* SET PROBLEM
Check each line for the word "avoid" and give how many have it. Say nothing else.

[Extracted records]
***

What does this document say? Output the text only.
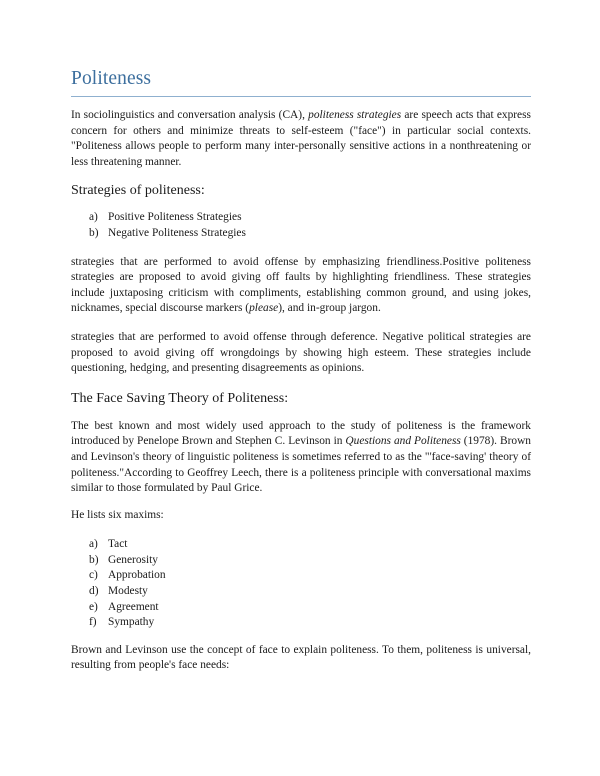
Politeness

In sociolinguistics and conversation analysis (CA), politeness strategies are speech acts that express concern for others and minimize threats to self-esteem ("face") in particular social contexts. "Politeness allows people to perform many inter-personally sensitive actions in a nonthreatening or less threatening manner.

Strategies of politeness:
a) Positive Politeness Strategies
b) Negative Politeness Strategies

strategies that are performed to avoid offense by emphasizing friendliness.Positive politeness strategies are proposed to avoid giving off faults by highlighting friendliness. These strategies include juxtaposing criticism with compliments, establishing common ground, and using jokes, nicknames, special discourse markers (please), and in-group jargon.

strategies that are performed to avoid offense through deference. Negative political strategies are proposed to avoid giving off wrongdoings by showing high esteem. These strategies include questioning, hedging, and presenting disagreements as opinions.

The Face Saving Theory of Politeness:

The best known and most widely used approach to the study of politeness is the framework introduced by Penelope Brown and Stephen C. Levinson in Questions and Politeness (1978). Brown and Levinson's theory of linguistic politeness is sometimes referred to as the "'face-saving' theory of politeness."According to Geoffrey Leech, there is a politeness principle with conversational maxims similar to those formulated by Paul Grice.

He lists six maxims:

a) Tact
b) Generosity
c) Approbation
d) Modesty
e) Agreement
f)	Sympathy

Brown and Levinson use the concept of face to explain politeness. To them, politeness is universal, resulting from people's face needs:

***

* EXERCISE RESULT
2